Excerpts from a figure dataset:

[START]

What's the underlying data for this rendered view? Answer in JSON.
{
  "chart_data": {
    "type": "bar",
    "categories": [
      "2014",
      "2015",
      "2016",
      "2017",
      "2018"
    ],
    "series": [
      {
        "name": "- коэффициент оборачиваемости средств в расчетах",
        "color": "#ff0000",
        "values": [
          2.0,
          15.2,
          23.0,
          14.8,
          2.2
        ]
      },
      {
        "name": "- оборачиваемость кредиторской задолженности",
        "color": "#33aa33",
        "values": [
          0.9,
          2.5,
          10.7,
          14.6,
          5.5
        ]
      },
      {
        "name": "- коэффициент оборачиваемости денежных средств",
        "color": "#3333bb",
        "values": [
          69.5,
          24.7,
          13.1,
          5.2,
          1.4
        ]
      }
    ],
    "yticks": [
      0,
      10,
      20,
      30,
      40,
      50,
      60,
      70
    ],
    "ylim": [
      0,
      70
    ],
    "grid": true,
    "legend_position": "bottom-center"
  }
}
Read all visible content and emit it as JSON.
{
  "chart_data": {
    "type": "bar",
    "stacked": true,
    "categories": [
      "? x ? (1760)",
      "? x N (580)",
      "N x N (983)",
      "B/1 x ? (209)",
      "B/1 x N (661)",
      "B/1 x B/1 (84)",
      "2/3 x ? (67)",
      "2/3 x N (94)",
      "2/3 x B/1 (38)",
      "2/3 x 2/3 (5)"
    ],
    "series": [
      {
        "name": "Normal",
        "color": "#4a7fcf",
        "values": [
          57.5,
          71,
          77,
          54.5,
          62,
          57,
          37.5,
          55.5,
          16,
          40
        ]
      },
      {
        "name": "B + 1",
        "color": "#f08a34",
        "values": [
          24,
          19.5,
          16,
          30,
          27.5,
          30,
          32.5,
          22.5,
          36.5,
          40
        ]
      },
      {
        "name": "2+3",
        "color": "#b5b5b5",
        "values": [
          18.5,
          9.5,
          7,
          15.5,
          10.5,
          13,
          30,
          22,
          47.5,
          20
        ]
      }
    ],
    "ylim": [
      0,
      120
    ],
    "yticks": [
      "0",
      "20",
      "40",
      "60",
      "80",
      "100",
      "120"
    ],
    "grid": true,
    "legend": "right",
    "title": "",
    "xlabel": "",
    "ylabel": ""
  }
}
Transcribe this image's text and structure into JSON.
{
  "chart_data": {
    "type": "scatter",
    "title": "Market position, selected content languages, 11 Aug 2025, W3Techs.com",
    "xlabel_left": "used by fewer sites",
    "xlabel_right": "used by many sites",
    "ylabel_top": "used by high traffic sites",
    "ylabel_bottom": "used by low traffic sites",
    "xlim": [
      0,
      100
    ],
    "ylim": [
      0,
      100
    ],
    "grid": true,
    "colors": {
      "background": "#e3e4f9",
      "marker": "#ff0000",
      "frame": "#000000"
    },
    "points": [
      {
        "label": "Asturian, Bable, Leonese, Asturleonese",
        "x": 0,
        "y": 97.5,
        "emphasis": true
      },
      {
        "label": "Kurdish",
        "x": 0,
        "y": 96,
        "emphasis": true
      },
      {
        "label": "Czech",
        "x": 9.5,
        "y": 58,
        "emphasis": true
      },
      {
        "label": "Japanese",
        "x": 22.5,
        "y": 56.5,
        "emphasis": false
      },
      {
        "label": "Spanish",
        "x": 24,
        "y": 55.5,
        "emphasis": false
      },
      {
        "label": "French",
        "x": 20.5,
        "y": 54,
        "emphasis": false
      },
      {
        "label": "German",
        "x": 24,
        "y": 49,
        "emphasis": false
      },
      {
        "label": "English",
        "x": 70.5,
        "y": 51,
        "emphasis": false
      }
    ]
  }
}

[END]

Exercise goal
The records above should be repeated in full, exactly as given.

In response
What's the underlying data for this rendered view? Answer in JSON.
{
  "chart_data": {
    "type": "bar",
    "categories": [
      "2014",
      "2015",
      "2016",
      "2017",
      "2018"
    ],
    "series": [
      {
        "name": "- коэффициент оборачиваемости средств в расчетах",
        "color": "#ff0000",
        "values": [
          2.0,
          15.2,
          23.0,
          14.8,
          2.2
        ]
      },
      {
        "name": "- оборачиваемость кредиторской задолженности",
        "color": "#33aa33",
        "values": [
          0.9,
          2.5,
          10.7,
          14.6,
          5.5
        ]
      },
      {
        "name": "- коэффициент оборачиваемости денежных средств",
        "color": "#3333bb",
        "values": [
          69.5,
          24.7,
          13.1,
          5.2,
          1.4
        ]
      }
    ],
    "yticks": [
      0,
      10,
      20,
      30,
      40,
      50,
      60,
      70
    ],
    "ylim": [
      0,
      70
    ],
    "grid": true,
    "legend_position": "bottom-center"
  }
}
Read all visible content and emit it as JSON.
{
  "chart_data": {
    "type": "bar",
    "stacked": true,
    "categories": [
      "? x ? (1760)",
      "? x N (580)",
      "N x N (983)",
      "B/1 x ? (209)",
      "B/1 x N (661)",
      "B/1 x B/1 (84)",
      "2/3 x ? (67)",
      "2/3 x N (94)",
      "2/3 x B/1 (38)",
      "2/3 x 2/3 (5)"
    ],
    "series": [
      {
        "name": "Normal",
        "color": "#4a7fcf",
        "values": [
          57.5,
          71,
          77,
          54.5,
          62,
          57,
          37.5,
          55.5,
          16,
          40
        ]
      },
      {
        "name": "B + 1",
        "color": "#f08a34",
        "values": [
          24,
          19.5,
          16,
          30,
          27.5,
          30,
          32.5,
          22.5,
          36.5,
          40
        ]
      },
      {
        "name": "2+3",
        "color": "#b5b5b5",
        "values": [
          18.5,
          9.5,
          7,
          15.5,
          10.5,
          13,
          30,
          22,
          47.5,
          20
        ]
      }
    ],
    "ylim": [
      0,
      120
    ],
    "yticks": [
      "0",
      "20",
      "40",
      "60",
      "80",
      "100",
      "120"
    ],
    "grid": true,
    "legend": "right",
    "title": "",
    "xlabel": "",
    "ylabel": ""
  }
}
Transcribe this image's text and structure into JSON.
{
  "chart_data": {
    "type": "scatter",
    "title": "Market position, selected content languages, 11 Aug 2025, W3Techs.com",
    "xlabel_left": "used by fewer sites",
    "xlabel_right": "used by many sites",
    "ylabel_top": "used by high traffic sites",
    "ylabel_bottom": "used by low traffic sites",
    "xlim": [
      0,
      100
    ],
    "ylim": [
      0,
      100
    ],
    "grid": true,
    "colors": {
      "background": "#e3e4f9",
      "marker": "#ff0000",
      "frame": "#000000"
    },
    "points": [
      {
        "label": "Asturian, Bable, Leonese, Asturleonese",
        "x": 0,
        "y": 97.5,
        "emphasis": true
      },
      {
        "label": "Kurdish",
        "x": 0,
        "y": 96,
        "emphasis": true
      },
      {
        "label": "Czech",
        "x": 9.5,
        "y": 58,
        "emphasis": true
      },
      {
        "label": "Japanese",
        "x": 22.5,
        "y": 56.5,
        "emphasis": false
      },
      {
        "label": "Spanish",
        "x": 24,
        "y": 55.5,
        "emphasis": false
      },
      {
        "label": "French",
        "x": 20.5,
        "y": 54,
        "emphasis": false
      },
      {
        "label": "German",
        "x": 24,
        "y": 49,
        "emphasis": false
      },
      {
        "label": "English",
        "x": 70.5,
        "y": 51,
        "emphasis": false
      }
    ]
  }
}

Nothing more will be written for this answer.